*Material for this task*.
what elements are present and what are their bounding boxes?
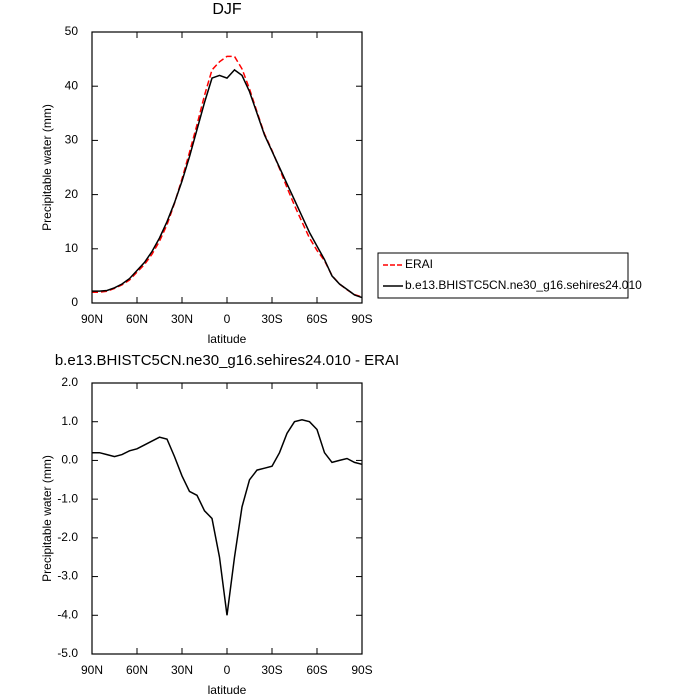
x-tick-label: 90S — [351, 663, 372, 677]
x-tick-label: 90S — [351, 312, 372, 326]
x-tick-label: 30S — [261, 312, 282, 326]
x-axis-label: latitude — [208, 332, 247, 346]
y-tick-label: 0 — [71, 295, 78, 309]
y-tick-label: -2.0 — [57, 530, 78, 544]
chart-title: b.e13.BHISTC5CN.ne30_g16.sehires24.010 -… — [55, 352, 399, 369]
chart-title: DJF — [212, 1, 242, 18]
x-tick-label: 60N — [126, 663, 148, 677]
x-tick-label: 0 — [224, 663, 231, 677]
y-tick-label: -3.0 — [57, 569, 78, 583]
y-axis-label: Precipitable water (mm) — [40, 455, 54, 582]
y-tick-label: 20 — [65, 187, 79, 201]
legend-box — [377, 252, 629, 299]
y-tick-label: -5.0 — [57, 646, 78, 660]
x-tick-label: 60S — [306, 312, 327, 326]
y-tick-label: 40 — [65, 78, 79, 92]
data-line — [92, 68, 363, 299]
y-tick-label: 50 — [65, 24, 79, 38]
x-tick-label: 60S — [306, 663, 327, 677]
x-tick-label: 30S — [261, 663, 282, 677]
legend-label: ERAI — [405, 257, 433, 271]
y-axis-label: Precipitable water (mm) — [40, 104, 54, 231]
x-tick-label: 60N — [126, 312, 148, 326]
data-line — [92, 55, 363, 298]
x-tick-label: 30N — [171, 312, 193, 326]
legend-label: b.e13.BHISTC5CN.ne30_g16.sehires24.010 — [405, 278, 642, 292]
x-tick-label: 30N — [171, 663, 193, 677]
x-tick-label: 90N — [81, 312, 103, 326]
y-tick-label: 2.0 — [61, 375, 78, 389]
y-tick-label: 0.0 — [61, 453, 78, 467]
y-tick-label: -4.0 — [57, 607, 78, 621]
y-tick-label: 30 — [65, 133, 79, 147]
y-tick-label: -1.0 — [57, 491, 78, 505]
plot-frame — [91, 31, 363, 304]
x-tick-label: 90N — [81, 663, 103, 677]
y-tick-label: 1.0 — [61, 414, 78, 428]
x-tick-label: 0 — [224, 312, 231, 326]
x-axis-label: latitude — [208, 683, 247, 697]
plot-frame — [91, 382, 363, 655]
y-tick-label: 10 — [65, 241, 79, 255]
data-line — [92, 419, 363, 616]
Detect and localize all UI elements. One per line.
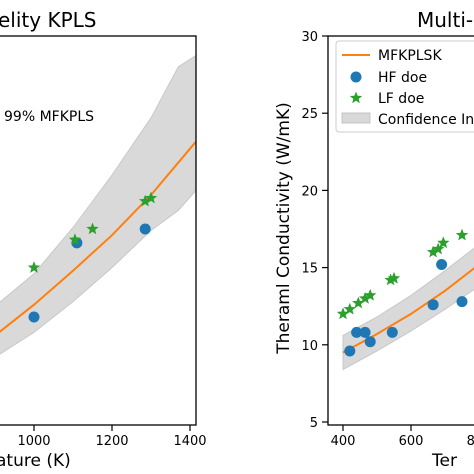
hf-doe-point bbox=[351, 326, 363, 338]
y-tick-label: 15 bbox=[301, 262, 318, 277]
legend-lf-marker bbox=[349, 91, 363, 104]
hf-doe-point bbox=[28, 311, 40, 323]
left-x-ticks: 1000 1200 1400 bbox=[17, 425, 207, 449]
x-tick-label: 800 bbox=[467, 434, 474, 449]
lf-doe-point bbox=[437, 236, 450, 249]
lf-doe-point bbox=[358, 291, 372, 304]
x-tick-label: 1000 bbox=[17, 434, 50, 449]
y-tick-label: 10 bbox=[301, 339, 318, 354]
confidence-band bbox=[0, 54, 196, 355]
right-x-axis-label: Ter bbox=[431, 451, 457, 471]
right-plot-area bbox=[336, 228, 474, 371]
confidence-band bbox=[342, 247, 474, 371]
right-chart-title: Multi- bbox=[417, 8, 473, 32]
lf-doe-point bbox=[387, 271, 401, 284]
lf-doe-point bbox=[432, 242, 445, 255]
hf-doe-point bbox=[139, 223, 151, 235]
right-axis-ticks: 400 600 800 5 10 15 20 25 30 bbox=[301, 30, 474, 449]
lf-doe-point bbox=[86, 222, 99, 235]
lf-doe-point bbox=[364, 288, 377, 301]
left-x-axis-label: ature (K) bbox=[0, 451, 71, 471]
hf-doe-point bbox=[386, 326, 398, 338]
hf-doe-point bbox=[359, 326, 371, 338]
lf-doe-point bbox=[343, 302, 356, 315]
legend-band-swatch bbox=[341, 112, 371, 124]
hf-doe-point bbox=[344, 345, 356, 357]
y-tick-label: 30 bbox=[301, 30, 318, 45]
hf-doe-point bbox=[436, 259, 448, 270]
right-axes-frame bbox=[327, 35, 474, 426]
lf-doe-point bbox=[426, 245, 440, 258]
legend-box bbox=[335, 40, 474, 133]
left-chart-title: elity KPLS bbox=[0, 8, 96, 32]
y-tick-label: 5 bbox=[310, 416, 318, 431]
left-annotation: 99% MFKPLS bbox=[4, 109, 94, 125]
right-y-axis-label: Theraml Conductivity (W/mK) bbox=[274, 102, 294, 354]
x-tick-label: 600 bbox=[399, 434, 424, 449]
lf-doe-point bbox=[352, 296, 365, 309]
legend-entry-hf: HF doe bbox=[378, 70, 427, 86]
x-tick-label: 400 bbox=[331, 434, 356, 449]
y-tick-label: 20 bbox=[301, 184, 318, 199]
lf-doe-point bbox=[138, 194, 152, 207]
legend-entry-mfkplsk: MFKPLSK bbox=[378, 48, 442, 64]
lf-doe-point bbox=[205, 127, 217, 139]
x-tick-label: 1200 bbox=[95, 434, 128, 449]
lf-doe-point bbox=[384, 273, 397, 286]
right-panel: 400 600 800 5 10 15 20 25 30 Multi- Ter Theraml … bbox=[274, 8, 474, 471]
left-panel: 1000 1200 1400 elity KPLS ature (K) 99% MF… bbox=[0, 8, 217, 471]
y-tick-label: 25 bbox=[301, 107, 318, 122]
lf-doe-point bbox=[336, 307, 350, 320]
x-tick-label: 1400 bbox=[173, 434, 206, 449]
mfkplsk-line bbox=[0, 140, 196, 333]
legend-entry-confidence: Confidence In bbox=[378, 112, 474, 128]
lf-doe-point bbox=[68, 233, 82, 246]
lf-doe-point bbox=[455, 228, 469, 241]
legend: MFKPLSK HF doe LF doe Confidence In bbox=[335, 40, 474, 133]
hf-doe-point bbox=[456, 296, 468, 308]
left-plot-area bbox=[0, 54, 217, 355]
legend-hf-marker bbox=[350, 71, 362, 83]
left-axes-frame bbox=[0, 35, 197, 426]
hf-doe-point bbox=[364, 336, 376, 348]
lf-doe-point bbox=[27, 261, 41, 273]
lf-doe-point bbox=[144, 191, 158, 204]
legend-entry-lf: LF doe bbox=[378, 91, 424, 107]
hf-doe-point bbox=[427, 299, 439, 311]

*Task goal*. Update the rows above so that every "x-tick-label" becomes "x-axis-tick" and everything else stays the same. Leave the pictures out of your answer.

*Reply*.
what elements are present and what are their bounding boxes?
x-axis-tick: 90S — [351, 663, 372, 677]
x-axis-tick: 90S — [351, 312, 372, 326]
x-axis-tick: 30S — [261, 312, 282, 326]
x-axis-label: latitude — [208, 332, 247, 346]
y-tick-label: 0 — [71, 295, 78, 309]
y-tick-label: -2.0 — [57, 530, 78, 544]
chart-title: b.e13.BHISTC5CN.ne30_g16.sehires24.010 -… — [55, 352, 399, 369]
chart-title: DJF — [212, 1, 242, 18]
x-axis-tick: 60N — [126, 663, 148, 677]
x-axis-tick: 0 — [224, 663, 231, 677]
y-tick-label: -3.0 — [57, 569, 78, 583]
y-axis-label: Precipitable water (mm) — [40, 455, 54, 582]
y-tick-label: 20 — [65, 187, 79, 201]
legend-box — [377, 252, 629, 299]
y-tick-label: -5.0 — [57, 646, 78, 660]
x-axis-tick: 60S — [306, 312, 327, 326]
y-tick-label: 40 — [65, 78, 79, 92]
data-line — [92, 68, 363, 299]
y-tick-label: 50 — [65, 24, 79, 38]
x-axis-tick: 60S — [306, 663, 327, 677]
x-axis-tick: 30S — [261, 663, 282, 677]
legend-label: ERAI — [405, 257, 433, 271]
y-axis-label: Precipitable water (mm) — [40, 104, 54, 231]
x-axis-tick: 60N — [126, 312, 148, 326]
data-line — [92, 55, 363, 298]
x-axis-tick: 30N — [171, 312, 193, 326]
legend-label: b.e13.BHISTC5CN.ne30_g16.sehires24.010 — [405, 278, 642, 292]
x-axis-tick: 30N — [171, 663, 193, 677]
x-axis-tick: 90N — [81, 312, 103, 326]
y-tick-label: 2.0 — [61, 375, 78, 389]
y-tick-label: 0.0 — [61, 453, 78, 467]
y-tick-label: -4.0 — [57, 607, 78, 621]
y-tick-label: 30 — [65, 133, 79, 147]
y-tick-label: -1.0 — [57, 491, 78, 505]
plot-frame — [91, 31, 363, 304]
x-axis-tick: 90N — [81, 663, 103, 677]
y-tick-label: 1.0 — [61, 414, 78, 428]
x-axis-tick: 0 — [224, 312, 231, 326]
x-axis-label: latitude — [208, 683, 247, 697]
plot-frame — [91, 382, 363, 655]
y-tick-label: 10 — [65, 241, 79, 255]
data-line — [92, 419, 363, 616]
Detect and localize all UI elements. One per line.
hf-doe-point bbox=[351, 326, 363, 338]
y-tick-label: 15 bbox=[301, 262, 318, 277]
legend-lf-marker bbox=[349, 91, 363, 104]
hf-doe-point bbox=[28, 311, 40, 323]
left-x-ticks: 1000 1200 1400 bbox=[17, 425, 207, 449]
x-axis-tick: 800 bbox=[467, 434, 474, 449]
lf-doe-point bbox=[437, 236, 450, 249]
lf-doe-point bbox=[358, 291, 372, 304]
x-axis-tick: 1000 bbox=[17, 434, 50, 449]
y-tick-label: 10 bbox=[301, 339, 318, 354]
confidence-band bbox=[0, 54, 196, 355]
right-x-axis-label: Ter bbox=[431, 451, 457, 471]
right-plot-area bbox=[336, 228, 474, 371]
confidence-band bbox=[342, 247, 474, 371]
right-chart-title: Multi- bbox=[417, 8, 473, 32]
lf-doe-point bbox=[387, 271, 401, 284]
lf-doe-point bbox=[432, 242, 445, 255]
hf-doe-point bbox=[139, 223, 151, 235]
right-axis-ticks: 400 600 800 5 10 15 20 25 30 bbox=[301, 30, 474, 449]
lf-doe-point bbox=[86, 222, 99, 235]
lf-doe-point bbox=[364, 288, 377, 301]
left-x-axis-label: ature (K) bbox=[0, 451, 71, 471]
hf-doe-point bbox=[386, 326, 398, 338]
hf-doe-point bbox=[359, 326, 371, 338]
lf-doe-point bbox=[343, 302, 356, 315]
legend-band-swatch bbox=[341, 112, 371, 124]
hf-doe-point bbox=[344, 345, 356, 357]
y-tick-label: 30 bbox=[301, 30, 318, 45]
hf-doe-point bbox=[436, 259, 448, 270]
right-axes-frame bbox=[327, 35, 474, 426]
lf-doe-point bbox=[426, 245, 440, 258]
legend-box bbox=[335, 40, 474, 133]
left-chart-title: elity KPLS bbox=[0, 8, 96, 32]
y-tick-label: 5 bbox=[310, 416, 318, 431]
left-annotation: 99% MFKPLS bbox=[4, 109, 94, 125]
right-y-axis-label: Theraml Conductivity (W/mK) bbox=[274, 102, 294, 354]
x-axis-tick: 600 bbox=[399, 434, 424, 449]
lf-doe-point bbox=[352, 296, 365, 309]
legend-entry-hf: HF doe bbox=[378, 70, 427, 86]
x-axis-tick: 400 bbox=[331, 434, 356, 449]
y-tick-label: 20 bbox=[301, 184, 318, 199]
lf-doe-point bbox=[138, 194, 152, 207]
legend-entry-mfkplsk: MFKPLSK bbox=[378, 48, 442, 64]
lf-doe-point bbox=[205, 127, 217, 139]
x-axis-tick: 1200 bbox=[95, 434, 128, 449]
lf-doe-point bbox=[384, 273, 397, 286]
right-panel: 400 600 800 5 10 15 20 25 30 Multi- Ter Theraml … bbox=[274, 8, 474, 471]
left-panel: 1000 1200 1400 elity KPLS ature (K) 99% MF… bbox=[0, 8, 217, 471]
y-tick-label: 25 bbox=[301, 107, 318, 122]
lf-doe-point bbox=[336, 307, 350, 320]
x-axis-tick: 1400 bbox=[173, 434, 206, 449]
mfkplsk-line bbox=[0, 140, 196, 333]
legend-entry-confidence: Confidence In bbox=[378, 112, 474, 128]
lf-doe-point bbox=[68, 233, 82, 246]
lf-doe-point bbox=[455, 228, 469, 241]
legend: MFKPLSK HF doe LF doe Confidence In bbox=[335, 40, 474, 133]
hf-doe-point bbox=[456, 296, 468, 308]
left-plot-area bbox=[0, 54, 217, 355]
legend-hf-marker bbox=[350, 71, 362, 83]
left-axes-frame bbox=[0, 35, 197, 426]
hf-doe-point bbox=[364, 336, 376, 348]
lf-doe-point bbox=[27, 261, 41, 273]
lf-doe-point bbox=[144, 191, 158, 204]
legend-entry-lf: LF doe bbox=[378, 91, 424, 107]
hf-doe-point bbox=[427, 299, 439, 311]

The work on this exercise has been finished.